#### [EXERCISE AIM]
Could you change every "interactable" in the items below to "clickable", keep everything else the same, and leave the pictures out?

#### [DATASET ROWS]
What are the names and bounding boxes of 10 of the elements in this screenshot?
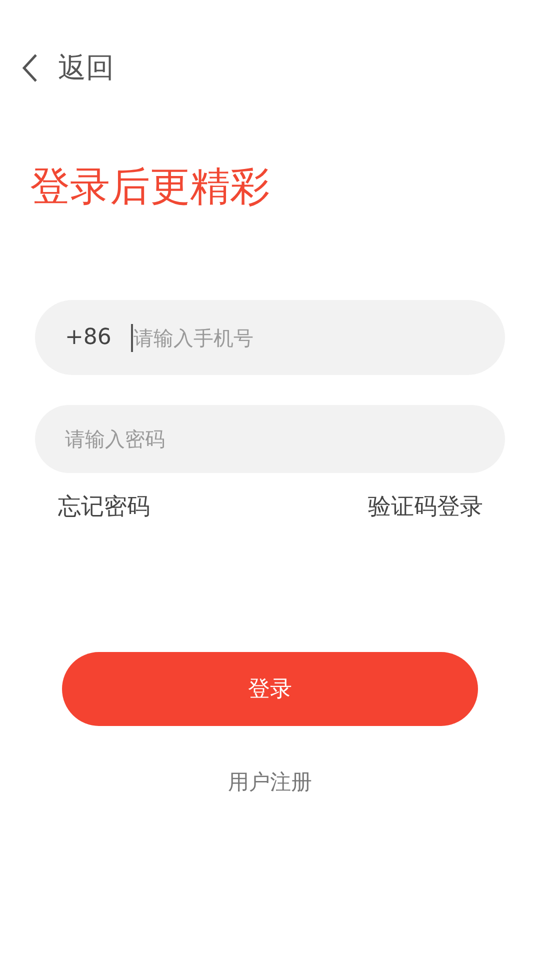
page-title: 登录后更精彩 bbox=[30, 163, 271, 212]
phone-field[interactable]: 请输入手机号 bbox=[133, 326, 475, 350]
password-field[interactable]: 请输入密码 bbox=[35, 405, 505, 473]
register-link[interactable]: 用户注册 bbox=[228, 768, 312, 796]
forgot-password-link[interactable]: 忘记密码 bbox=[58, 491, 150, 522]
back-icon bbox=[20, 53, 40, 83]
back-button[interactable]: 返回 bbox=[20, 50, 114, 86]
login-button[interactable]: 登录 bbox=[62, 652, 478, 726]
code-login-link[interactable]: 验证码登录 bbox=[368, 491, 483, 522]
country-code[interactable]: +86 bbox=[65, 325, 112, 350]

#### [REPLY TO THE EXERCISE]
What are the names and bounding boxes of 10 of the elements in this screenshot?
page-title: 登录后更精彩 bbox=[30, 163, 271, 212]
phone-field[clickable]: 请输入手机号 bbox=[133, 326, 475, 350]
password-field[clickable]: 请输入密码 bbox=[35, 405, 505, 473]
register-link[clickable]: 用户注册 bbox=[228, 768, 312, 796]
forgot-password-link[clickable]: 忘记密码 bbox=[58, 491, 150, 522]
back-icon bbox=[20, 53, 40, 83]
back-button[clickable]: 返回 bbox=[20, 50, 114, 86]
login-button[clickable]: 登录 bbox=[62, 652, 478, 726]
code-login-link[clickable]: 验证码登录 bbox=[368, 491, 483, 522]
country-code[clickable]: +86 bbox=[65, 325, 112, 350]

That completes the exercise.